Job – Drop every picture and give the entries back exactly.

Excerpts from a figure dataset –

- - - - -

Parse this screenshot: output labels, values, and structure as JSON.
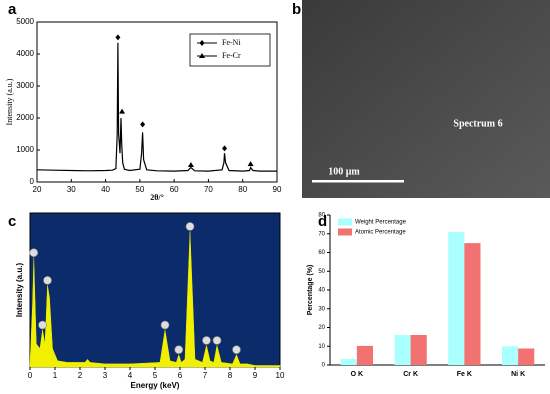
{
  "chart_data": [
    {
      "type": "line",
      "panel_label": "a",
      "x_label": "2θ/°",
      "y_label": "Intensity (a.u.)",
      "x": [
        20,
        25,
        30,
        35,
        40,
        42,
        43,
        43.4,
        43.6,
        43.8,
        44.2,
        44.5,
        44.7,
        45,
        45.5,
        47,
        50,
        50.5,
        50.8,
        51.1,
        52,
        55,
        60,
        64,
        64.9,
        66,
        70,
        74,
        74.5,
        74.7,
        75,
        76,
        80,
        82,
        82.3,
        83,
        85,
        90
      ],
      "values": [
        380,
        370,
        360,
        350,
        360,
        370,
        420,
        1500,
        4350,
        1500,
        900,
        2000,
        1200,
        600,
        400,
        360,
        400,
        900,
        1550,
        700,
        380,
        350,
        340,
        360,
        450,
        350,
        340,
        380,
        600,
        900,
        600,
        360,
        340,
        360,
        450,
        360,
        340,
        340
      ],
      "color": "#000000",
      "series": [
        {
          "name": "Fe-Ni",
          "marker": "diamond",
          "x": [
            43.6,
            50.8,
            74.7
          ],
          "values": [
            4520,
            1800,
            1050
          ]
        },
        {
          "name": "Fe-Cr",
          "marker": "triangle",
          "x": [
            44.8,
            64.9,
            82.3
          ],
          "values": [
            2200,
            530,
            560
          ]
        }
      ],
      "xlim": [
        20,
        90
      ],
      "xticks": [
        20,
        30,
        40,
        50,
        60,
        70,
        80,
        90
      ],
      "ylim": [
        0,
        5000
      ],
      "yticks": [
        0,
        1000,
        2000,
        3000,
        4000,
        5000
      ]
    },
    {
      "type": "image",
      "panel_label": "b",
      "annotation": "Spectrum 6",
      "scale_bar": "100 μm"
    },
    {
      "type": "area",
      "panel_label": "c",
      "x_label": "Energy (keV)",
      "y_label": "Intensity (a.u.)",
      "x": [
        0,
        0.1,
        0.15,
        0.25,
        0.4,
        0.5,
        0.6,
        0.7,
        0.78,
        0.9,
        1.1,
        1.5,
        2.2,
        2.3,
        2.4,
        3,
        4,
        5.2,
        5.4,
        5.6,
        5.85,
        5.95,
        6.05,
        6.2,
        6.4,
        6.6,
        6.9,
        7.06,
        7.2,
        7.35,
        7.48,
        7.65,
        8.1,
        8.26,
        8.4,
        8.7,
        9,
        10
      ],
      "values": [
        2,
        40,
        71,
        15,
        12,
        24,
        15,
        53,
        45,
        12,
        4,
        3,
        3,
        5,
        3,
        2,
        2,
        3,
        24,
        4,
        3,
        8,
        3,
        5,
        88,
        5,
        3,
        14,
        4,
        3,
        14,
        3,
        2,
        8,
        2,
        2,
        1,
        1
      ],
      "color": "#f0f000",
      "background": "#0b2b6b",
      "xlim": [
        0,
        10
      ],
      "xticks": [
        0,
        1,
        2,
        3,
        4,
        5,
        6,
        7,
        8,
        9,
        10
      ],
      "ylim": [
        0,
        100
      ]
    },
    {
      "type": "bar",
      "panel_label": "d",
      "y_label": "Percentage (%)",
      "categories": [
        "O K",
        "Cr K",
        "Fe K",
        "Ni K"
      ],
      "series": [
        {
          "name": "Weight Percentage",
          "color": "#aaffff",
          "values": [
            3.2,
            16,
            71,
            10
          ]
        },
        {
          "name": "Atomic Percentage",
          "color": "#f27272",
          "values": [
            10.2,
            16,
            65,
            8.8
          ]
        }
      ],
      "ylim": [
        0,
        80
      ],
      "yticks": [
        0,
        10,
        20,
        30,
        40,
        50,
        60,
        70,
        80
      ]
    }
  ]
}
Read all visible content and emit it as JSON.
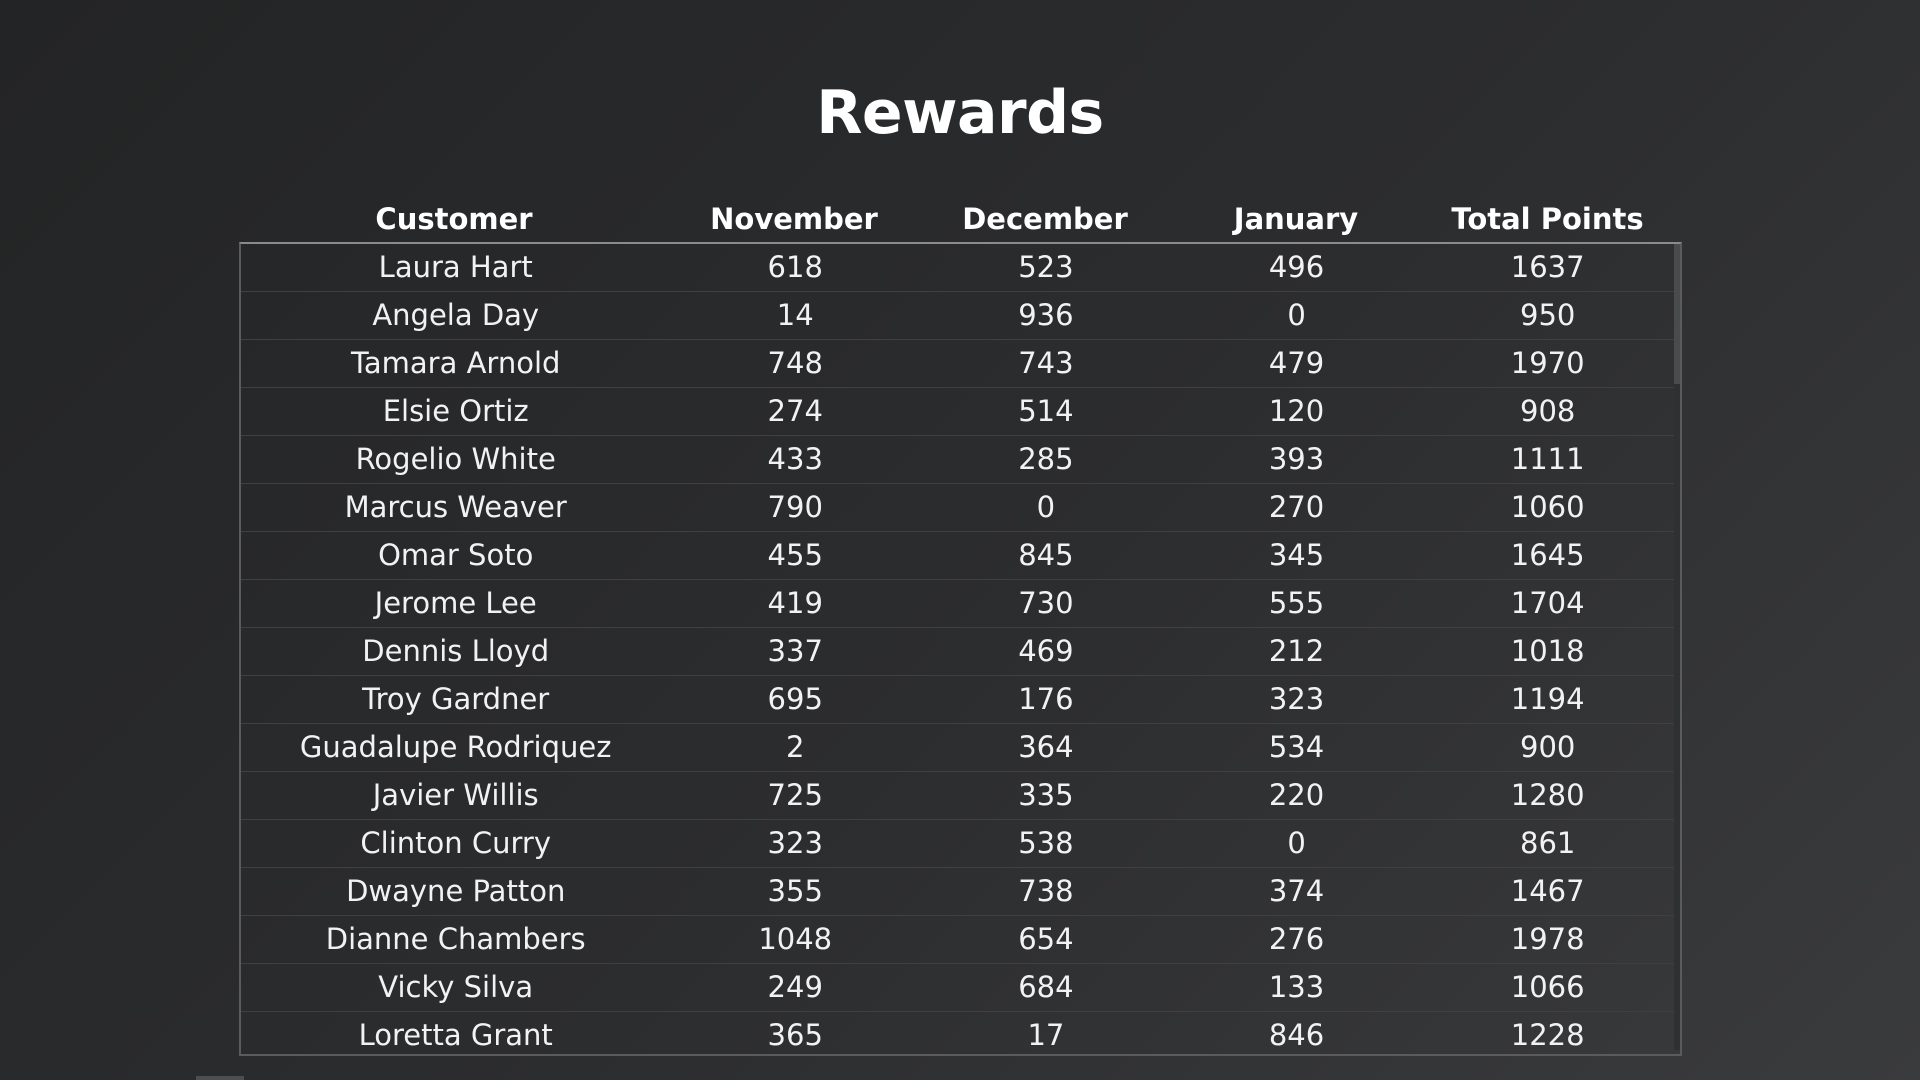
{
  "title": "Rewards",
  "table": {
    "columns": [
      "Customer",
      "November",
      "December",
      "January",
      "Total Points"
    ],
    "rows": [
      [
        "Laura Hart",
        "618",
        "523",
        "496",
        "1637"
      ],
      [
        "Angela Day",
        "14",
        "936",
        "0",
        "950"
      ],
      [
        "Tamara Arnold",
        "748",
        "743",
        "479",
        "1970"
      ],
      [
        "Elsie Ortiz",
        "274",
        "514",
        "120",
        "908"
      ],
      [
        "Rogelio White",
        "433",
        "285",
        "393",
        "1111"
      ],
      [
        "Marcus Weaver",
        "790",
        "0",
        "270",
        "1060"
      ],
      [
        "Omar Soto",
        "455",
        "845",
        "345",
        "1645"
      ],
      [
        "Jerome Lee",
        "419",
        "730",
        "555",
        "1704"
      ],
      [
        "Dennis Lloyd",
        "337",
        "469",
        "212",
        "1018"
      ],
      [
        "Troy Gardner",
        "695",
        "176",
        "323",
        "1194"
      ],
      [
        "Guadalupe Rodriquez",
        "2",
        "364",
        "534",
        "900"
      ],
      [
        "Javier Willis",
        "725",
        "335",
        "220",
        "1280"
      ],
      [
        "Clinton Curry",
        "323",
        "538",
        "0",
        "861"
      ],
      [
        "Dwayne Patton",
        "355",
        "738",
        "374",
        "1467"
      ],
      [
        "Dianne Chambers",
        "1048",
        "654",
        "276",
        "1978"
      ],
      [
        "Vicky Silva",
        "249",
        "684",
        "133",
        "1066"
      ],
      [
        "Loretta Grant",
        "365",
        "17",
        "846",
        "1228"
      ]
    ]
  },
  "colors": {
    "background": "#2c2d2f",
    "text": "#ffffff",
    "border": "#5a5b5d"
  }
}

- - - - -

Output for this exercise –
Parse this screenshot: output labels, values, and structure as JSON.
{
  "chart_data": [
    {
      "type": "line",
      "panel_label": "a",
      "x_label": "2θ/°",
      "y_label": "Intensity (a.u.)",
      "x": [
        20,
        25,
        30,
        35,
        40,
        42,
        43,
        43.4,
        43.6,
        43.8,
        44.2,
        44.5,
        44.7,
        45,
        45.5,
        47,
        50,
        50.5,
        50.8,
        51.1,
        52,
        55,
        60,
        64,
        64.9,
        66,
        70,
        74,
        74.5,
        74.7,
        75,
        76,
        80,
        82,
        82.3,
        83,
        85,
        90
      ],
      "values": [
        380,
        370,
        360,
        350,
        360,
        370,
        420,
        1500,
        4350,
        1500,
        900,
        2000,
        1200,
        600,
        400,
        360,
        400,
        900,
        1550,
        700,
        380,
        350,
        340,
        360,
        450,
        350,
        340,
        380,
        600,
        900,
        600,
        360,
        340,
        360,
        450,
        360,
        340,
        340
      ],
      "color": "#000000",
      "series": [
        {
          "name": "Fe-Ni",
          "marker": "diamond",
          "x": [
            43.6,
            50.8,
            74.7
          ],
          "values": [
            4520,
            1800,
            1050
          ]
        },
        {
          "name": "Fe-Cr",
          "marker": "triangle",
          "x": [
            44.8,
            64.9,
            82.3
          ],
          "values": [
            2200,
            530,
            560
          ]
        }
      ],
      "xlim": [
        20,
        90
      ],
      "xticks": [
        20,
        30,
        40,
        50,
        60,
        70,
        80,
        90
      ],
      "ylim": [
        0,
        5000
      ],
      "yticks": [
        0,
        1000,
        2000,
        3000,
        4000,
        5000
      ]
    },
    {
      "type": "image",
      "panel_label": "b",
      "annotation": "Spectrum 6",
      "scale_bar": "100 μm"
    },
    {
      "type": "area",
      "panel_label": "c",
      "x_label": "Energy (keV)",
      "y_label": "Intensity (a.u.)",
      "x": [
        0,
        0.1,
        0.15,
        0.25,
        0.4,
        0.5,
        0.6,
        0.7,
        0.78,
        0.9,
        1.1,
        1.5,
        2.2,
        2.3,
        2.4,
        3,
        4,
        5.2,
        5.4,
        5.6,
        5.85,
        5.95,
        6.05,
        6.2,
        6.4,
        6.6,
        6.9,
        7.06,
        7.2,
        7.35,
        7.48,
        7.65,
        8.1,
        8.26,
        8.4,
        8.7,
        9,
        10
      ],
      "values": [
        2,
        40,
        71,
        15,
        12,
        24,
        15,
        53,
        45,
        12,
        4,
        3,
        3,
        5,
        3,
        2,
        2,
        3,
        24,
        4,
        3,
        8,
        3,
        5,
        88,
        5,
        3,
        14,
        4,
        3,
        14,
        3,
        2,
        8,
        2,
        2,
        1,
        1
      ],
      "color": "#f0f000",
      "background": "#0b2b6b",
      "xlim": [
        0,
        10
      ],
      "xticks": [
        0,
        1,
        2,
        3,
        4,
        5,
        6,
        7,
        8,
        9,
        10
      ],
      "ylim": [
        0,
        100
      ]
    },
    {
      "type": "bar",
      "panel_label": "d",
      "y_label": "Percentage (%)",
      "categories": [
        "O K",
        "Cr K",
        "Fe K",
        "Ni K"
      ],
      "series": [
        {
          "name": "Weight Percentage",
          "color": "#aaffff",
          "values": [
            3.2,
            16,
            71,
            10
          ]
        },
        {
          "name": "Atomic Percentage",
          "color": "#f27272",
          "values": [
            10.2,
            16,
            65,
            8.8
          ]
        }
      ],
      "ylim": [
        0,
        80
      ],
      "yticks": [
        0,
        10,
        20,
        30,
        40,
        50,
        60,
        70,
        80
      ]
    }
  ]
}
Read all visible content and emit it as JSON.
{
  "title": "Rewards",
  "table": {
    "columns": [
      "Customer",
      "November",
      "December",
      "January",
      "Total Points"
    ],
    "rows": [
      [
        "Laura Hart",
        "618",
        "523",
        "496",
        "1637"
      ],
      [
        "Angela Day",
        "14",
        "936",
        "0",
        "950"
      ],
      [
        "Tamara Arnold",
        "748",
        "743",
        "479",
        "1970"
      ],
      [
        "Elsie Ortiz",
        "274",
        "514",
        "120",
        "908"
      ],
      [
        "Rogelio White",
        "433",
        "285",
        "393",
        "1111"
      ],
      [
        "Marcus Weaver",
        "790",
        "0",
        "270",
        "1060"
      ],
      [
        "Omar Soto",
        "455",
        "845",
        "345",
        "1645"
      ],
      [
        "Jerome Lee",
        "419",
        "730",
        "555",
        "1704"
      ],
      [
        "Dennis Lloyd",
        "337",
        "469",
        "212",
        "1018"
      ],
      [
        "Troy Gardner",
        "695",
        "176",
        "323",
        "1194"
      ],
      [
        "Guadalupe Rodriquez",
        "2",
        "364",
        "534",
        "900"
      ],
      [
        "Javier Willis",
        "725",
        "335",
        "220",
        "1280"
      ],
      [
        "Clinton Curry",
        "323",
        "538",
        "0",
        "861"
      ],
      [
        "Dwayne Patton",
        "355",
        "738",
        "374",
        "1467"
      ],
      [
        "Dianne Chambers",
        "1048",
        "654",
        "276",
        "1978"
      ],
      [
        "Vicky Silva",
        "249",
        "684",
        "133",
        "1066"
      ],
      [
        "Loretta Grant",
        "365",
        "17",
        "846",
        "1228"
      ]
    ]
  },
  "colors": {
    "background": "#2c2d2f",
    "text": "#ffffff",
    "border": "#5a5b5d"
  }
}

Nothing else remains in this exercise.